**YOUR GOAL:**
Reproduce every line of the records below word for word, leaving out the pictures.

**Source data:**
* * * * * * * * *

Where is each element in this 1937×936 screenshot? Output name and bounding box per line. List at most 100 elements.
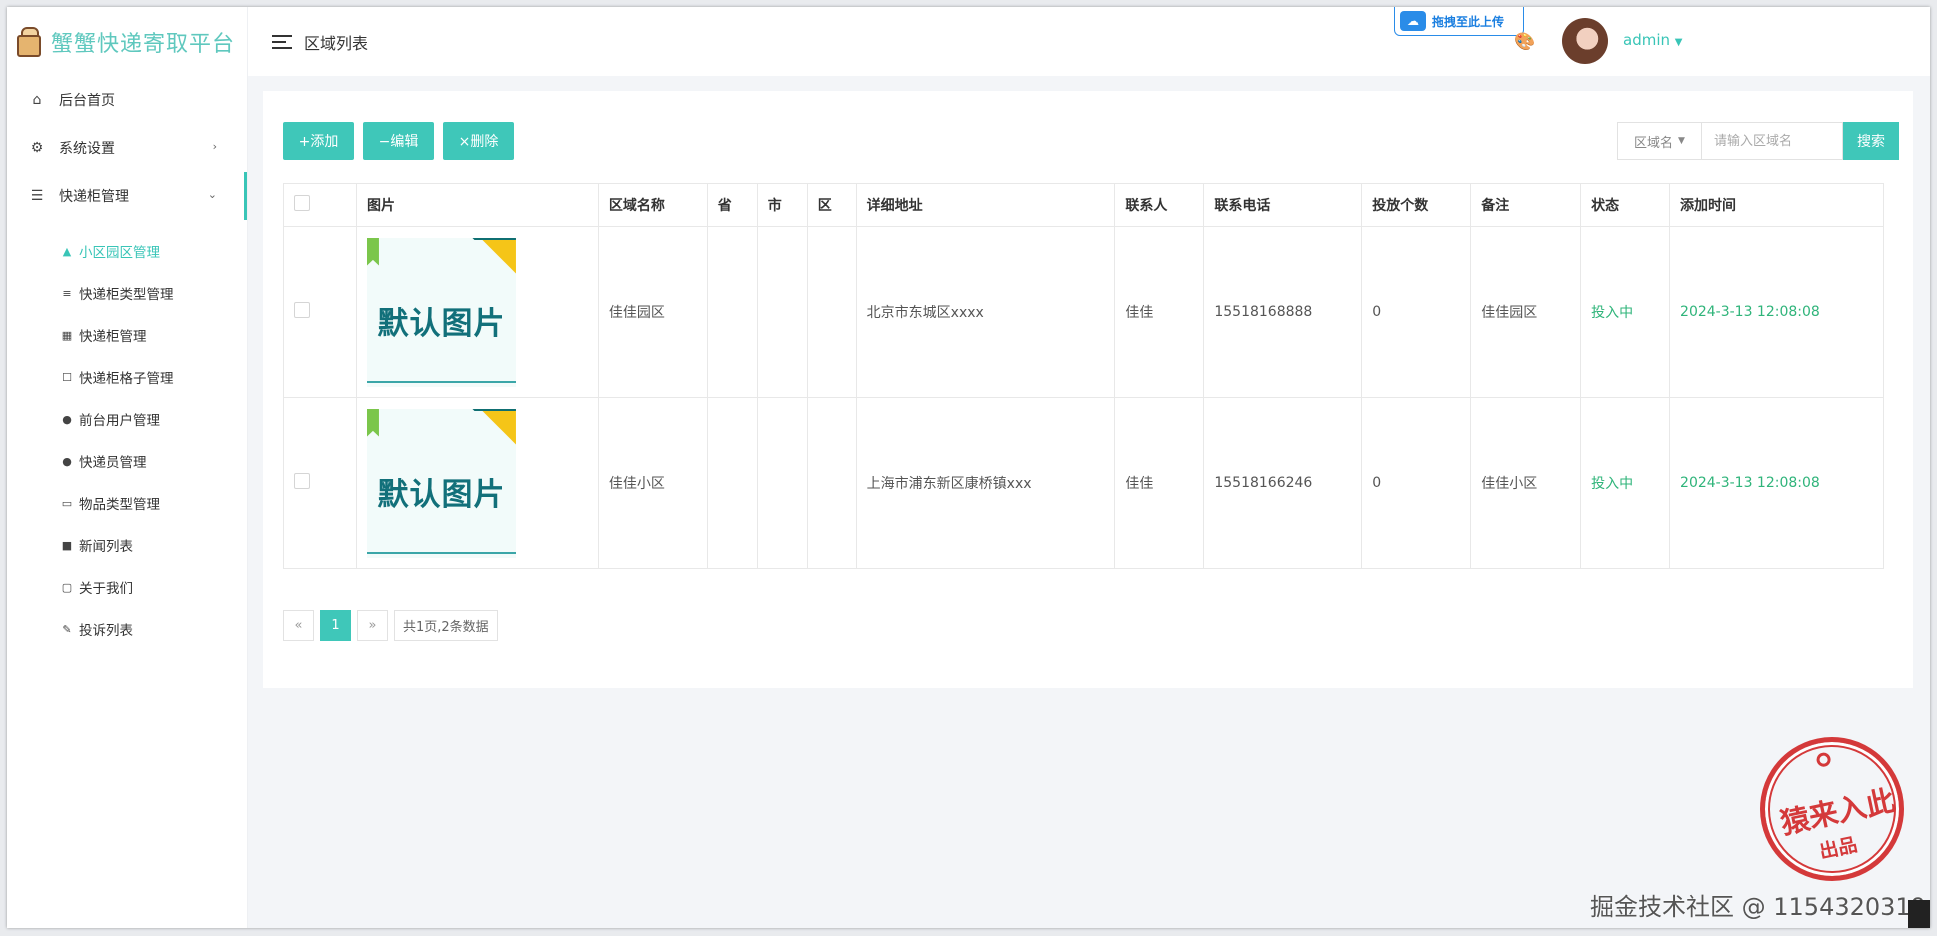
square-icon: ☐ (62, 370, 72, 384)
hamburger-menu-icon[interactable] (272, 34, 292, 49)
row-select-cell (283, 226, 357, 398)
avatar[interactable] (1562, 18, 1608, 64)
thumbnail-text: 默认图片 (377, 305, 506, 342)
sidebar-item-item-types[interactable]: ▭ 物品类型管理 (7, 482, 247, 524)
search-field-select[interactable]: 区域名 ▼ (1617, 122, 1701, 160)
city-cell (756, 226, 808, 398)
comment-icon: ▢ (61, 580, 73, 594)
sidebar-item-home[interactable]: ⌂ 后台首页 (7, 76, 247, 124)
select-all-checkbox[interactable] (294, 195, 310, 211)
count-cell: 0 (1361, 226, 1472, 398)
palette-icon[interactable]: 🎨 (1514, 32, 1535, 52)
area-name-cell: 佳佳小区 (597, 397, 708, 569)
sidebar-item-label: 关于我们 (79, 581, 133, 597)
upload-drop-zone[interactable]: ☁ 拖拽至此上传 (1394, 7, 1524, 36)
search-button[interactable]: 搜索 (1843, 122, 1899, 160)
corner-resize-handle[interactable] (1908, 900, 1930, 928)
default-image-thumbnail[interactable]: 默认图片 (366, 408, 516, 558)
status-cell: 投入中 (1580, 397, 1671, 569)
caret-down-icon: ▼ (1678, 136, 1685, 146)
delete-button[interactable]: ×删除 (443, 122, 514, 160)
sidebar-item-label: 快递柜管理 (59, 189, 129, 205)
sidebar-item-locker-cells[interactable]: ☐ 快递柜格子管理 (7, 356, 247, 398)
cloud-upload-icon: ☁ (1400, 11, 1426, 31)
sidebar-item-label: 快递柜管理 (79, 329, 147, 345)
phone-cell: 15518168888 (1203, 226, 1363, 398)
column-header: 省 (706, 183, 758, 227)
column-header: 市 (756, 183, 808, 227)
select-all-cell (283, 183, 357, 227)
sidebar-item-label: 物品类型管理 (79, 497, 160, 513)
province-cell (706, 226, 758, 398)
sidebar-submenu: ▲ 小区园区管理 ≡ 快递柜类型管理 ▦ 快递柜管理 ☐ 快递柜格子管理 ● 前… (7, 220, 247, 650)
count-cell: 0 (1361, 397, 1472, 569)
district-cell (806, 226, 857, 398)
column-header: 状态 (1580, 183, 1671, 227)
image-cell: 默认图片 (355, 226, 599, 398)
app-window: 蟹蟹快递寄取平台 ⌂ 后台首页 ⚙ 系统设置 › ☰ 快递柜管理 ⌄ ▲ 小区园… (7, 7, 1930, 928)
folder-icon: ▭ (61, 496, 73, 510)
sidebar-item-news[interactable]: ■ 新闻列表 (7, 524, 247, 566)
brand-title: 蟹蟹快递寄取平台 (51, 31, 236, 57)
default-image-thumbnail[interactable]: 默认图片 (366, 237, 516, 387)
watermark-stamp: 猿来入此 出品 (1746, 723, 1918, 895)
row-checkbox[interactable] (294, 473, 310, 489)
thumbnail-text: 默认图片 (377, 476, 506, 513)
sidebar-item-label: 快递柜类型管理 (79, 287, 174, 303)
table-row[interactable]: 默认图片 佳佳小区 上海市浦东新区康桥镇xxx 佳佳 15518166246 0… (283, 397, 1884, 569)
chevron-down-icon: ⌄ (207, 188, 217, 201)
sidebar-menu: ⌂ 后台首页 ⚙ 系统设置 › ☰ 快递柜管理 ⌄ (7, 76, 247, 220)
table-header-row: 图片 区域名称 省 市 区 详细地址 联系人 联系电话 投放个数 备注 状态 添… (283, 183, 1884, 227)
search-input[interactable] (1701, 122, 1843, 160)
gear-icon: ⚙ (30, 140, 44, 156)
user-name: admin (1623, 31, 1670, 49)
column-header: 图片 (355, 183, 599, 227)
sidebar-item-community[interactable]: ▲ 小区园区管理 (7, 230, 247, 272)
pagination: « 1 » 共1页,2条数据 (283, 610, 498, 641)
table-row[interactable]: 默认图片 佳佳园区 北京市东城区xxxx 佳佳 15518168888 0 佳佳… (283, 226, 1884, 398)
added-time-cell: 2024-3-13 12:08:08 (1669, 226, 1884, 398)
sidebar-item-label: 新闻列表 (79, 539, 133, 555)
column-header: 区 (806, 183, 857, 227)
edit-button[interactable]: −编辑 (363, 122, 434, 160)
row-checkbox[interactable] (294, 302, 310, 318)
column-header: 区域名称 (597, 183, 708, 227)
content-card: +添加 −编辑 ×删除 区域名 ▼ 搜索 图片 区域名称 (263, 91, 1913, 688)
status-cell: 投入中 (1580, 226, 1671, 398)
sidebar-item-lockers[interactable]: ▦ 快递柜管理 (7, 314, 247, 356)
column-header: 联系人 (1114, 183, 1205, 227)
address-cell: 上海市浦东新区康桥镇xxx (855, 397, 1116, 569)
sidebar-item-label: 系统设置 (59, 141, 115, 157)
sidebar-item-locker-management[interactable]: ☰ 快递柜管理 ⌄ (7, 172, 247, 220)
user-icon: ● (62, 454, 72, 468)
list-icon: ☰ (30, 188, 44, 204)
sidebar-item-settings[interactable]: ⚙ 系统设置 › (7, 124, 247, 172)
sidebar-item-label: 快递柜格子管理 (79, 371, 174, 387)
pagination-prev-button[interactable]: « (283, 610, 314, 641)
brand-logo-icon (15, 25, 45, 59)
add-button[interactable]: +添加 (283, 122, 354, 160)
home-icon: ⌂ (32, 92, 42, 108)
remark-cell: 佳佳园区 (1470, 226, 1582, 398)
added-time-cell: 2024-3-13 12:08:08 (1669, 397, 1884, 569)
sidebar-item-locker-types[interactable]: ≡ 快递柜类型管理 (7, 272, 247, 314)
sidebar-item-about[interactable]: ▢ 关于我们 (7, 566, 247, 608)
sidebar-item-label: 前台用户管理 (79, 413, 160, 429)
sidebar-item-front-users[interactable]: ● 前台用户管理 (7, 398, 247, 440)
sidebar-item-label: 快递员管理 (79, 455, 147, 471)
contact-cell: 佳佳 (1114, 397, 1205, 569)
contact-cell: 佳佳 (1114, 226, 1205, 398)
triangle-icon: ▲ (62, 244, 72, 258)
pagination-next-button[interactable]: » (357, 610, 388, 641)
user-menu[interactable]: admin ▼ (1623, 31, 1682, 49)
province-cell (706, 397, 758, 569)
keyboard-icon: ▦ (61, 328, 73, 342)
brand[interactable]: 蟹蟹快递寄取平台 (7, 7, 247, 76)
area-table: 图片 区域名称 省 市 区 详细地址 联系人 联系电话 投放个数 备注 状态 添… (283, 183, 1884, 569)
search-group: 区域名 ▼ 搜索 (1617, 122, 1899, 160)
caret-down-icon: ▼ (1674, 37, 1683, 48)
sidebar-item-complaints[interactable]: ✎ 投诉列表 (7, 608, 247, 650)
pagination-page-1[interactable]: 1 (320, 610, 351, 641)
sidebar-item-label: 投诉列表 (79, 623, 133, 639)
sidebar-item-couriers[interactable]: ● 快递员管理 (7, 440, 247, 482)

* * * * * * * * *

**TASK OUTPUT:**
Where is each element in this 1937×936 screenshot? Output name and bounding box per line. List at most 100 elements.
square-icon: ☐ (62, 370, 72, 384)
hamburger-menu-icon[interactable] (272, 34, 292, 49)
row-select-cell (283, 226, 357, 398)
avatar[interactable] (1562, 18, 1608, 64)
thumbnail-text: 默认图片 (377, 305, 506, 342)
sidebar-item-item-types[interactable]: ▭ 物品类型管理 (7, 482, 247, 524)
search-field-select[interactable]: 区域名 ▼ (1617, 122, 1701, 160)
city-cell (756, 226, 808, 398)
comment-icon: ▢ (61, 580, 73, 594)
sidebar-item-home[interactable]: ⌂ 后台首页 (7, 76, 247, 124)
select-all-checkbox[interactable] (294, 195, 310, 211)
count-cell: 0 (1361, 226, 1472, 398)
palette-icon[interactable]: 🎨 (1514, 32, 1535, 52)
area-name-cell: 佳佳小区 (597, 397, 708, 569)
sidebar-item-label: 关于我们 (79, 581, 133, 597)
upload-drop-zone[interactable]: ☁ 拖拽至此上传 (1394, 7, 1524, 36)
search-button[interactable]: 搜索 (1843, 122, 1899, 160)
corner-resize-handle[interactable] (1908, 900, 1930, 928)
default-image-thumbnail[interactable]: 默认图片 (366, 408, 516, 558)
status-cell: 投入中 (1580, 397, 1671, 569)
caret-down-icon: ▼ (1678, 136, 1685, 146)
delete-button[interactable]: ×删除 (443, 122, 514, 160)
sidebar-item-label: 快递柜管理 (59, 189, 129, 205)
sidebar-item-locker-cells[interactable]: ☐ 快递柜格子管理 (7, 356, 247, 398)
cloud-upload-icon: ☁ (1400, 11, 1426, 31)
sidebar-item-label: 快递柜管理 (79, 329, 147, 345)
phone-cell: 15518168888 (1203, 226, 1363, 398)
column-header: 省 (706, 183, 758, 227)
column-header: 市 (756, 183, 808, 227)
select-all-cell (283, 183, 357, 227)
sidebar-item-label: 物品类型管理 (79, 497, 160, 513)
province-cell (706, 226, 758, 398)
sidebar-submenu: ▲ 小区园区管理 ≡ 快递柜类型管理 ▦ 快递柜管理 ☐ 快递柜格子管理 ● 前… (7, 220, 247, 650)
count-cell: 0 (1361, 397, 1472, 569)
district-cell (806, 226, 857, 398)
column-header: 状态 (1580, 183, 1671, 227)
image-cell: 默认图片 (355, 226, 599, 398)
app-window: 蟹蟹快递寄取平台 ⌂ 后台首页 ⚙ 系统设置 › ☰ 快递柜管理 ⌄ ▲ 小区园… (7, 7, 1930, 928)
folder-icon: ▭ (61, 496, 73, 510)
sidebar-item-news[interactable]: ■ 新闻列表 (7, 524, 247, 566)
brand-title: 蟹蟹快递寄取平台 (51, 31, 236, 57)
default-image-thumbnail[interactable]: 默认图片 (366, 237, 516, 387)
watermark-stamp: 猿来入此 出品 (1746, 723, 1918, 895)
row-checkbox[interactable] (294, 473, 310, 489)
thumbnail-text: 默认图片 (377, 476, 506, 513)
sidebar-item-label: 快递柜类型管理 (79, 287, 174, 303)
table-row[interactable]: 默认图片 佳佳小区 上海市浦东新区康桥镇xxx 佳佳 15518166246 0… (283, 397, 1884, 569)
chevron-down-icon: ⌄ (207, 188, 217, 201)
sidebar-menu: ⌂ 后台首页 ⚙ 系统设置 › ☰ 快递柜管理 ⌄ (7, 76, 247, 220)
table-header-row: 图片 区域名称 省 市 区 详细地址 联系人 联系电话 投放个数 备注 状态 添… (283, 183, 1884, 227)
search-input[interactable] (1701, 122, 1843, 160)
gear-icon: ⚙ (30, 140, 44, 156)
user-name: admin (1623, 31, 1670, 49)
column-header: 图片 (355, 183, 599, 227)
sidebar-item-community[interactable]: ▲ 小区园区管理 (7, 230, 247, 272)
pagination: « 1 » 共1页,2条数据 (283, 610, 498, 641)
table-row[interactable]: 默认图片 佳佳园区 北京市东城区xxxx 佳佳 15518168888 0 佳佳… (283, 226, 1884, 398)
added-time-cell: 2024-3-13 12:08:08 (1669, 226, 1884, 398)
sidebar-item-label: 新闻列表 (79, 539, 133, 555)
column-header: 区 (806, 183, 857, 227)
edit-button[interactable]: −编辑 (363, 122, 434, 160)
row-checkbox[interactable] (294, 302, 310, 318)
column-header: 区域名称 (597, 183, 708, 227)
content-card: +添加 −编辑 ×删除 区域名 ▼ 搜索 图片 区域名称 (263, 91, 1913, 688)
status-cell: 投入中 (1580, 226, 1671, 398)
sidebar-item-lockers[interactable]: ▦ 快递柜管理 (7, 314, 247, 356)
column-header: 联系人 (1114, 183, 1205, 227)
address-cell: 上海市浦东新区康桥镇xxx (855, 397, 1116, 569)
sidebar-item-label: 系统设置 (59, 141, 115, 157)
sidebar-item-locker-management[interactable]: ☰ 快递柜管理 ⌄ (7, 172, 247, 220)
user-icon: ● (62, 454, 72, 468)
list-icon: ☰ (30, 188, 44, 204)
sidebar-item-settings[interactable]: ⚙ 系统设置 › (7, 124, 247, 172)
sidebar-item-label: 快递柜格子管理 (79, 371, 174, 387)
pagination-prev-button[interactable]: « (283, 610, 314, 641)
brand-logo-icon (15, 25, 45, 59)
add-button[interactable]: +添加 (283, 122, 354, 160)
home-icon: ⌂ (32, 92, 42, 108)
remark-cell: 佳佳园区 (1470, 226, 1582, 398)
added-time-cell: 2024-3-13 12:08:08 (1669, 397, 1884, 569)
sidebar-item-locker-types[interactable]: ≡ 快递柜类型管理 (7, 272, 247, 314)
sidebar-item-about[interactable]: ▢ 关于我们 (7, 566, 247, 608)
sidebar-item-label: 前台用户管理 (79, 413, 160, 429)
sidebar-item-front-users[interactable]: ● 前台用户管理 (7, 398, 247, 440)
sidebar-item-label: 快递员管理 (79, 455, 147, 471)
contact-cell: 佳佳 (1114, 397, 1205, 569)
contact-cell: 佳佳 (1114, 226, 1205, 398)
triangle-icon: ▲ (62, 244, 72, 258)
pagination-next-button[interactable]: » (357, 610, 388, 641)
user-menu[interactable]: admin ▼ (1623, 31, 1682, 49)
province-cell (706, 397, 758, 569)
keyboard-icon: ▦ (61, 328, 73, 342)
brand[interactable]: 蟹蟹快递寄取平台 (7, 7, 247, 76)
area-table: 图片 区域名称 省 市 区 详细地址 联系人 联系电话 投放个数 备注 状态 添… (283, 183, 1884, 569)
search-group: 区域名 ▼ 搜索 (1617, 122, 1899, 160)
caret-down-icon: ▼ (1674, 37, 1683, 48)
sidebar-item-complaints[interactable]: ✎ 投诉列表 (7, 608, 247, 650)
pagination-page-1[interactable]: 1 (320, 610, 351, 641)
sidebar-item-label: 投诉列表 (79, 623, 133, 639)
sidebar-item-couriers[interactable]: ● 快递员管理 (7, 440, 247, 482)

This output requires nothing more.